> _Given task_
Copy, in full, each line of the material that holds the word "type".

> _Material provided_
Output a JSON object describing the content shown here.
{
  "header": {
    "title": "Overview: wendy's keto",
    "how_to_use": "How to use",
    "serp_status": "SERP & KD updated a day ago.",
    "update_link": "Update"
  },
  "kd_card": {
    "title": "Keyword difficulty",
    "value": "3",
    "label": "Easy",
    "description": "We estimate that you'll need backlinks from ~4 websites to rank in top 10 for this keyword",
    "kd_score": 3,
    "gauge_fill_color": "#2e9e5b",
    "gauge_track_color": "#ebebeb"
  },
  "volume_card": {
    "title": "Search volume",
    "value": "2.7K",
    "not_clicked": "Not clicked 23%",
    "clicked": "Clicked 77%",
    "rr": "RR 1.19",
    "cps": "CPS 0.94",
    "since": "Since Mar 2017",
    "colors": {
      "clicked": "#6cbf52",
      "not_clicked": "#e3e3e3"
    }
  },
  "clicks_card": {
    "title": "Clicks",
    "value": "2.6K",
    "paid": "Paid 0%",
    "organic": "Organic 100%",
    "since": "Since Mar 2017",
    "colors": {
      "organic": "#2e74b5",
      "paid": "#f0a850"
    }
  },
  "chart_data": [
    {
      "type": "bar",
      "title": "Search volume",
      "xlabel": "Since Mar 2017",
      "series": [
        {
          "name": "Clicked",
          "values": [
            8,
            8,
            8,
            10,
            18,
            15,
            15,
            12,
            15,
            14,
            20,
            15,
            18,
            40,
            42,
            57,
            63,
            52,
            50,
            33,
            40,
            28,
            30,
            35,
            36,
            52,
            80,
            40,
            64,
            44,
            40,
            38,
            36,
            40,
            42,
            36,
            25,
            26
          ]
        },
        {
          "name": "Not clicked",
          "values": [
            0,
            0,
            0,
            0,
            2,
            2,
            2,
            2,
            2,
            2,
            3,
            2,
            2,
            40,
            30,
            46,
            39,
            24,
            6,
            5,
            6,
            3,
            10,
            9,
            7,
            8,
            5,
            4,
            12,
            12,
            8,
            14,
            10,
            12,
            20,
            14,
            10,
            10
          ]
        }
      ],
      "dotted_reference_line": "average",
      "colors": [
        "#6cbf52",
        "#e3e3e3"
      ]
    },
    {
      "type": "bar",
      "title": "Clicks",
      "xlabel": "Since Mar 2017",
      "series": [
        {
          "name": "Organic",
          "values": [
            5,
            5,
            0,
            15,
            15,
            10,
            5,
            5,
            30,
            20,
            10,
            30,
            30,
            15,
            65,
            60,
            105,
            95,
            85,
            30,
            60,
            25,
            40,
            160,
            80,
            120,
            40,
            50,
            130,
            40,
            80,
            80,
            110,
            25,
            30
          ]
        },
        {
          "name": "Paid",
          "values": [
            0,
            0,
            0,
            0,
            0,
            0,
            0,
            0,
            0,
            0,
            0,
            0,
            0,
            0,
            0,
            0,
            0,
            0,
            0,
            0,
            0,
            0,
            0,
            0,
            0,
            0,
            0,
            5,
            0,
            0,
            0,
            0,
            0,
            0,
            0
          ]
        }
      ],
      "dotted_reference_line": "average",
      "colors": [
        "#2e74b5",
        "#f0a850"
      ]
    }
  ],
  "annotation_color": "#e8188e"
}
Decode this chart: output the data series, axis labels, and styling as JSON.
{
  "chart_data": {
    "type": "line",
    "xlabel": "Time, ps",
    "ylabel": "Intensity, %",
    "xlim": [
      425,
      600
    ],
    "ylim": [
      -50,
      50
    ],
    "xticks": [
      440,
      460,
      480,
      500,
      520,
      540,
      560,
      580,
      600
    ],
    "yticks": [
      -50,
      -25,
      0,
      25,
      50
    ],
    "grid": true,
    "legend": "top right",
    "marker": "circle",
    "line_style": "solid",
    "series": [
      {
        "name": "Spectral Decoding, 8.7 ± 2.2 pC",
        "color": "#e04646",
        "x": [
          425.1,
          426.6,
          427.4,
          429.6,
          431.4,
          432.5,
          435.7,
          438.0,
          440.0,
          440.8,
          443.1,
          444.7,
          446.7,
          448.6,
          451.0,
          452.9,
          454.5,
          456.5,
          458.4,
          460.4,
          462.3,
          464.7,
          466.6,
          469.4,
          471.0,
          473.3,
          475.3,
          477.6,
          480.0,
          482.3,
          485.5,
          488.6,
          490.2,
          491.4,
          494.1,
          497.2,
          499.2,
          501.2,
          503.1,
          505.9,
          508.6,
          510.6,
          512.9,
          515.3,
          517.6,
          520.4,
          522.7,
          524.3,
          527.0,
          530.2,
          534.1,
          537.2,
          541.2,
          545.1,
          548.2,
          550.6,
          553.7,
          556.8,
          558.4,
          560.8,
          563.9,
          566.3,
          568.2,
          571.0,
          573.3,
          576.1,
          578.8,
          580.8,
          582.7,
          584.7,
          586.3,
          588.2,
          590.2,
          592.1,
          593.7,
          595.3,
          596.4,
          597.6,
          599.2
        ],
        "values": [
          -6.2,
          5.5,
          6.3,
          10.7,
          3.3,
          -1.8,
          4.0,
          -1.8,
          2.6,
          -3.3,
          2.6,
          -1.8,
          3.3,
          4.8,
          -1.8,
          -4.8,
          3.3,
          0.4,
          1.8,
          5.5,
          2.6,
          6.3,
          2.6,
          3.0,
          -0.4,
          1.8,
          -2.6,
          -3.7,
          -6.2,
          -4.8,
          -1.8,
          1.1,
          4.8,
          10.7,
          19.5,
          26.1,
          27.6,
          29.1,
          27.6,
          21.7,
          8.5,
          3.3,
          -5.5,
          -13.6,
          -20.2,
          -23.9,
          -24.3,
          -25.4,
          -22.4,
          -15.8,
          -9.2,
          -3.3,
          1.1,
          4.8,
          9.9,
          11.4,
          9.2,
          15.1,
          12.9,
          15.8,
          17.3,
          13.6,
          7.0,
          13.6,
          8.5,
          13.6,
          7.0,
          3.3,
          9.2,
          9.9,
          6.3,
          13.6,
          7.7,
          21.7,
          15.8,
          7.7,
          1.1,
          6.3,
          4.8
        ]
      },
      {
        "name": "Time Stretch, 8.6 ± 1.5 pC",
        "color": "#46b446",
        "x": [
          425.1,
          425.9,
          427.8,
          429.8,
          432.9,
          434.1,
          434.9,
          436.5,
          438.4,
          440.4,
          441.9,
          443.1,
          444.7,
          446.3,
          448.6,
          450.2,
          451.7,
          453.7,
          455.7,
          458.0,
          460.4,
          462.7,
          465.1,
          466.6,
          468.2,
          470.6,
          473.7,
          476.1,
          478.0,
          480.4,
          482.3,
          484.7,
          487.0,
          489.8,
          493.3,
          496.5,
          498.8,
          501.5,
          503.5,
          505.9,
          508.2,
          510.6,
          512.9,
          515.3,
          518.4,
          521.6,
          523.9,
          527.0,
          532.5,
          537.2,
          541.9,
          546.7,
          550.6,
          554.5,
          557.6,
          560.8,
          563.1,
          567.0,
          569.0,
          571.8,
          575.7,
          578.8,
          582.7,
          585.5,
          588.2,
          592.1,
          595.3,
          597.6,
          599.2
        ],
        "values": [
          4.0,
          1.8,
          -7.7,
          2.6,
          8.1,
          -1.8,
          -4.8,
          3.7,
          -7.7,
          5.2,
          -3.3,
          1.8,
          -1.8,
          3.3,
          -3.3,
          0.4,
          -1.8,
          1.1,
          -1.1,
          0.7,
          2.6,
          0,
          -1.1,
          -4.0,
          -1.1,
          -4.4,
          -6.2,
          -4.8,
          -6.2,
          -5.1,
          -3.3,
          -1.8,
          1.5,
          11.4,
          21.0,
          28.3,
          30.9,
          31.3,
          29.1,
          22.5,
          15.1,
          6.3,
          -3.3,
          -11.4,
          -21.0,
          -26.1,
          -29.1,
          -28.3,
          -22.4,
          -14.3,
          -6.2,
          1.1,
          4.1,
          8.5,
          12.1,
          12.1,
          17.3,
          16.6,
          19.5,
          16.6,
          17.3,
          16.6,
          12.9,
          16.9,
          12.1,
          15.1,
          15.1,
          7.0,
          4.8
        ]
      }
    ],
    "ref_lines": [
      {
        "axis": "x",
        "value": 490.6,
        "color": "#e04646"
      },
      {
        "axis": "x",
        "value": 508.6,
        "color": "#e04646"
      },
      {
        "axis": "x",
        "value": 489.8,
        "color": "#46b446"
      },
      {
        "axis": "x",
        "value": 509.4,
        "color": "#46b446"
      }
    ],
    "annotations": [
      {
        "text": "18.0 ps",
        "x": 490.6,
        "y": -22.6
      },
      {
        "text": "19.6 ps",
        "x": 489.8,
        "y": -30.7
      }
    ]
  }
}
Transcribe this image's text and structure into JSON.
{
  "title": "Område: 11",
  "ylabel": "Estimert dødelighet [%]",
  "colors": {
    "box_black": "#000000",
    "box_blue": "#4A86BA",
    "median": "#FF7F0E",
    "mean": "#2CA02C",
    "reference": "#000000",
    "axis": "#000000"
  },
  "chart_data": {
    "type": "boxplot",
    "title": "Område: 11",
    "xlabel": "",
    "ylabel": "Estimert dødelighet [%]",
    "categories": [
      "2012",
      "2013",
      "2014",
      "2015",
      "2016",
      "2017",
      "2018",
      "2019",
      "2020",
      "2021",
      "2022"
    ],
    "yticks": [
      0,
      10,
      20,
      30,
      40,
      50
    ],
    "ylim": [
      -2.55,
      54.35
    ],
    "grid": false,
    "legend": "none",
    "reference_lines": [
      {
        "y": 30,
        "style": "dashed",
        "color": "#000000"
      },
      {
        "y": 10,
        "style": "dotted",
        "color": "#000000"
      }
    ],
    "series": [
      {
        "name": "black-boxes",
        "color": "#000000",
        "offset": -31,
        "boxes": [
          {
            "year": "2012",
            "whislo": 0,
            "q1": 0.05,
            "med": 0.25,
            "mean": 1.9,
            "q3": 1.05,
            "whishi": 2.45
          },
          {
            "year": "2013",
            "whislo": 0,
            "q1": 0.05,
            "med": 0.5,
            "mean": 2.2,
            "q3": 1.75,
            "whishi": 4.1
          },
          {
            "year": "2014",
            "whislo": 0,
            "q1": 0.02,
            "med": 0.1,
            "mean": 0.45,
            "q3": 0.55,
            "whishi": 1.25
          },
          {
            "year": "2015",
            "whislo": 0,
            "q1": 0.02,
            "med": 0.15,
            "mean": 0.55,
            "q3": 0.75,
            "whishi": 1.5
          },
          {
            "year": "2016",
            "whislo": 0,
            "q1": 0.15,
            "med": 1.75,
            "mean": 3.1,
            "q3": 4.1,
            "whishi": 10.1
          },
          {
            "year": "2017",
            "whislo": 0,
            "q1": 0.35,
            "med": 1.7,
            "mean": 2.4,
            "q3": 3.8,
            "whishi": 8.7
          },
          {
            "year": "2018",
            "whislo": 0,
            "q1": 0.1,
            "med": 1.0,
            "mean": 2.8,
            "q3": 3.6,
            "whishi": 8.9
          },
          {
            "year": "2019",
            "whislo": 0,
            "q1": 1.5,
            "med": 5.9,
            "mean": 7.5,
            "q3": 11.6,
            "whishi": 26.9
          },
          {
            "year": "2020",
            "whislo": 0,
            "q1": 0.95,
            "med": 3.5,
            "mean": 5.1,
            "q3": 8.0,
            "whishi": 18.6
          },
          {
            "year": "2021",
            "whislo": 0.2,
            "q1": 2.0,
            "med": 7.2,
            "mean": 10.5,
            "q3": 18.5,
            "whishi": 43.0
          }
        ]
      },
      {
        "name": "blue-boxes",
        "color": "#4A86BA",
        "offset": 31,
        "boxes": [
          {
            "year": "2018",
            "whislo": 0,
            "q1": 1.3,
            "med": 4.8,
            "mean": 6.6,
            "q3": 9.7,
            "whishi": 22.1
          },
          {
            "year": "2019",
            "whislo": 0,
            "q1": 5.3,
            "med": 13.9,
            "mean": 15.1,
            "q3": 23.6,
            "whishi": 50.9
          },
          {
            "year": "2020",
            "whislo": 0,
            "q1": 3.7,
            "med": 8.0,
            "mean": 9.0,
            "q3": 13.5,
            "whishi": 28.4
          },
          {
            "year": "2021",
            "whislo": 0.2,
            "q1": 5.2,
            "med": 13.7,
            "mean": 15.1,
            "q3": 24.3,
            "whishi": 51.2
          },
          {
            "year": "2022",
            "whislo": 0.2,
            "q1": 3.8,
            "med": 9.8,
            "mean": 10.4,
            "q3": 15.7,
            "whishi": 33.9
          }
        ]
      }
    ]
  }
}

> _Exercise response_
      "type": "bar",
      "type": "bar",
    "type": "line",
    "type": "boxplot",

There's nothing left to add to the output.